(Stored entries)
◇ ◇ ◇
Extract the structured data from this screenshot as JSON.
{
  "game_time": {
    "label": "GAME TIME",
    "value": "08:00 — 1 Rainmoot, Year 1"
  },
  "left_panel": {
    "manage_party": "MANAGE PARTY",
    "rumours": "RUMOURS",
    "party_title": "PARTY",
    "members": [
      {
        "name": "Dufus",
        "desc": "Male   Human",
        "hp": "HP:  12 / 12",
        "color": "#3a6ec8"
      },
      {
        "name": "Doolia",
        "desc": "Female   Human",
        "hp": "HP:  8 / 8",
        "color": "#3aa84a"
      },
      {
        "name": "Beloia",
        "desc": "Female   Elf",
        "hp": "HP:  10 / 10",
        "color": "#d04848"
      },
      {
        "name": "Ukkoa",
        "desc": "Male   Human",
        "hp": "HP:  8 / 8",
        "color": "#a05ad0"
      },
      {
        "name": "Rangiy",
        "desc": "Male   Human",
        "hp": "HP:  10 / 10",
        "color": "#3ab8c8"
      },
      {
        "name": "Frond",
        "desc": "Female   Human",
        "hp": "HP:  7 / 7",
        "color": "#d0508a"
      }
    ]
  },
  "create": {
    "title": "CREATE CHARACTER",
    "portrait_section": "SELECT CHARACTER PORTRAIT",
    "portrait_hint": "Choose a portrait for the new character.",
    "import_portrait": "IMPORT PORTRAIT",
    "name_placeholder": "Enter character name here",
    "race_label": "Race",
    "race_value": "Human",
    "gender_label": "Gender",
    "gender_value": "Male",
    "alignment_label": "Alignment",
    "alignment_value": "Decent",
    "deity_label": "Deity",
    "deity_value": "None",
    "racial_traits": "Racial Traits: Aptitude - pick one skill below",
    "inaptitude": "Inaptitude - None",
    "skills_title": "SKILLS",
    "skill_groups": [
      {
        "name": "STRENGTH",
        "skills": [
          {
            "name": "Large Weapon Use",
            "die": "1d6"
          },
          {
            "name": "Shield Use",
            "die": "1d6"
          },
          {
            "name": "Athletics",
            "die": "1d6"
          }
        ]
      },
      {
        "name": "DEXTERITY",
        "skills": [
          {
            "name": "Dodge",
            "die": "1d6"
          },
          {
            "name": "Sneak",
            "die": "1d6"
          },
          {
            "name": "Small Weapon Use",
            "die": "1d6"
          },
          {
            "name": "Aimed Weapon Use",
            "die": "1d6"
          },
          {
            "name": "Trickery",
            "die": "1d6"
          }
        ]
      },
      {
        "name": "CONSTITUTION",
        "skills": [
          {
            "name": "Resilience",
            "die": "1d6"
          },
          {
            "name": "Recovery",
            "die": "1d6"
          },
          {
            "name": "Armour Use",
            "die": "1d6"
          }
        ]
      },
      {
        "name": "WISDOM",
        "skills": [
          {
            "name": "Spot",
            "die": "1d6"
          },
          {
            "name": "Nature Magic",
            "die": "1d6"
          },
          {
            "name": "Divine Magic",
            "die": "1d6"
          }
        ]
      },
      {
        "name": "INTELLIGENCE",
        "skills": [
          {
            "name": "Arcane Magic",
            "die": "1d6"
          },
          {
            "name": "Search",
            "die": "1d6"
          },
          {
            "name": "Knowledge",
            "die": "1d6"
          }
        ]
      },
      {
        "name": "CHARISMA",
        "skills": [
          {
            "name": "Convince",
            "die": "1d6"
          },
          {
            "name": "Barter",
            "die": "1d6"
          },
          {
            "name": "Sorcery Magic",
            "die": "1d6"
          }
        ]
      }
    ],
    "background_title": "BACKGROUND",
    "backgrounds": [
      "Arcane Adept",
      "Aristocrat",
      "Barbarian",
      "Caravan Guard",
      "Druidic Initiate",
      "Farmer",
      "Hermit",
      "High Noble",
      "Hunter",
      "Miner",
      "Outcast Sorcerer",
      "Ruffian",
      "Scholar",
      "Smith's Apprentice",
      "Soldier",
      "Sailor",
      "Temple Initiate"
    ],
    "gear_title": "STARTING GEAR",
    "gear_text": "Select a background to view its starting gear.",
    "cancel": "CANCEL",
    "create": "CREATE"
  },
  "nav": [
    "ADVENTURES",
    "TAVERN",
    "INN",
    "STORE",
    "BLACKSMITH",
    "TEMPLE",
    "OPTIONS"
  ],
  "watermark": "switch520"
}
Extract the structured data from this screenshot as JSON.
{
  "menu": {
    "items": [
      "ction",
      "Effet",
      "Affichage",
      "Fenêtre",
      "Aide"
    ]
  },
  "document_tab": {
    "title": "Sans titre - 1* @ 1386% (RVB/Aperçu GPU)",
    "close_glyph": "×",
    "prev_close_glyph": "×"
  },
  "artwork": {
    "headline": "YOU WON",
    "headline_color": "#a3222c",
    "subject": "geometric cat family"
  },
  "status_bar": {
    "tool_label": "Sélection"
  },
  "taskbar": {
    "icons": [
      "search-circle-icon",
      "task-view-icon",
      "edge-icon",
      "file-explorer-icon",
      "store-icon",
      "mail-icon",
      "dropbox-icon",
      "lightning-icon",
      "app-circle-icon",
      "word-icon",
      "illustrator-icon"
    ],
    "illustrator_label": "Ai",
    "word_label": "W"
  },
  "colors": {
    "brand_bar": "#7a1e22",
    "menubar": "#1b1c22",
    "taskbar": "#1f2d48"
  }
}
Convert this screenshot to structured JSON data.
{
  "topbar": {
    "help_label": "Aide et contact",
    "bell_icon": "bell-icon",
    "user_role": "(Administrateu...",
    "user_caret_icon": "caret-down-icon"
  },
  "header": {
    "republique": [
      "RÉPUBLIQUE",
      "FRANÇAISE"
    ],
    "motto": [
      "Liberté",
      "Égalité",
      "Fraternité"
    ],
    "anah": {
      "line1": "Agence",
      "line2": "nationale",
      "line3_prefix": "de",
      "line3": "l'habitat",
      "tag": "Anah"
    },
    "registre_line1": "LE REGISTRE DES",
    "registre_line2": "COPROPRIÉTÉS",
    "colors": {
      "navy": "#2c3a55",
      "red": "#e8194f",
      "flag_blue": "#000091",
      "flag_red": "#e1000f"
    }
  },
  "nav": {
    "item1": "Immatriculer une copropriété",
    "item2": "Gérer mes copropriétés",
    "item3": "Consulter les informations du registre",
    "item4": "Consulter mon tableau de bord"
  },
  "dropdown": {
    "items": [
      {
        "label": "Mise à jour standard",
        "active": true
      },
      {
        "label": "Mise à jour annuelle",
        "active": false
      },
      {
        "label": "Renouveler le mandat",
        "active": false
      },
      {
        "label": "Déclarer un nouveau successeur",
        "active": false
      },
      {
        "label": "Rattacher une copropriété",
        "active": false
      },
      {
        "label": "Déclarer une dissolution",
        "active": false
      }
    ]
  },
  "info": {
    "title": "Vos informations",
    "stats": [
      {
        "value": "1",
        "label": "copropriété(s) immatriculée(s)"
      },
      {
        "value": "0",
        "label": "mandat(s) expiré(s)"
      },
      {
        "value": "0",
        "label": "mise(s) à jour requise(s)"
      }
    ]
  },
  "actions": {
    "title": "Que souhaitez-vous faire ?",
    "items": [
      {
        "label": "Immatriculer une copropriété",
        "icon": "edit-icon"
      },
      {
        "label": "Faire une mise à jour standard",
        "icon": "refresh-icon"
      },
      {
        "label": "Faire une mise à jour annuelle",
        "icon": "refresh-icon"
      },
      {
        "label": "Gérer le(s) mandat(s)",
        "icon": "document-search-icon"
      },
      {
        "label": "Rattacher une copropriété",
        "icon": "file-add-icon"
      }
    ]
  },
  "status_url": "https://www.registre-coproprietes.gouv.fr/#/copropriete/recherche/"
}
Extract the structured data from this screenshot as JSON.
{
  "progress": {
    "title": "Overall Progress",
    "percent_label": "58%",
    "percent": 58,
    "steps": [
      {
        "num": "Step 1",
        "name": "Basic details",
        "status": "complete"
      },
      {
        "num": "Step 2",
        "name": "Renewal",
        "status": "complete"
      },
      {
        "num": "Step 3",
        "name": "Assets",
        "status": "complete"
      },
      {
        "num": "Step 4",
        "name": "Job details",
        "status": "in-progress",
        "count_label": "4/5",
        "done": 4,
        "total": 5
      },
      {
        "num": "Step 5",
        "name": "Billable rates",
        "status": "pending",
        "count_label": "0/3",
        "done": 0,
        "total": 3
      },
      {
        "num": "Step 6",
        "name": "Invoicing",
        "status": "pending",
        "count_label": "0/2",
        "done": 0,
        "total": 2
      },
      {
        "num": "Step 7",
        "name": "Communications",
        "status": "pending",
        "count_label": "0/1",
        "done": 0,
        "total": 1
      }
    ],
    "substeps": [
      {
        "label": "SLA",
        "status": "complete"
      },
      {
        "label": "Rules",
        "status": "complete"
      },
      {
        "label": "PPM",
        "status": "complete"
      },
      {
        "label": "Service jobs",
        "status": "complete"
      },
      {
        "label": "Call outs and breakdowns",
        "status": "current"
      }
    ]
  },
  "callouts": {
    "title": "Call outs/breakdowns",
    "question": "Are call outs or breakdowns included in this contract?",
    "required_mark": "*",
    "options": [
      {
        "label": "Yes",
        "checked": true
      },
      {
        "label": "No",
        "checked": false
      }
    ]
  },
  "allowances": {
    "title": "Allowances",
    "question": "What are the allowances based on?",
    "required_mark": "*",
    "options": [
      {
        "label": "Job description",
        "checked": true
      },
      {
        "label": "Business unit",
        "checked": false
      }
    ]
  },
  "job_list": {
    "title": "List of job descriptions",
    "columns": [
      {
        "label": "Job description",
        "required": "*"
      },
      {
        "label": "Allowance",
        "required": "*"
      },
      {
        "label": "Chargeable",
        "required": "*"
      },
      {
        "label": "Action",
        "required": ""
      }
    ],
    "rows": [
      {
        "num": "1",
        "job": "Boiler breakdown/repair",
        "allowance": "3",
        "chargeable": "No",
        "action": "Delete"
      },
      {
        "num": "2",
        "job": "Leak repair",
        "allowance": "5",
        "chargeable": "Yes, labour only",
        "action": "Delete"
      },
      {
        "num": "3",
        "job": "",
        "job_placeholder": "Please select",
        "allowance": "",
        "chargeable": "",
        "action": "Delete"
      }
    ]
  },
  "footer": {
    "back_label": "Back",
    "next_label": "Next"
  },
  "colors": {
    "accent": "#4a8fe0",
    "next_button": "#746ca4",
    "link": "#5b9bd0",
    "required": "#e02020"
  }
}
◇ ◇ ◇
WHAT TO PRODUCE
Copy all lines of the material above where the string "details" occurs.

FINAL ANSWER
        "name": "Basic details",
        "name": "Job details",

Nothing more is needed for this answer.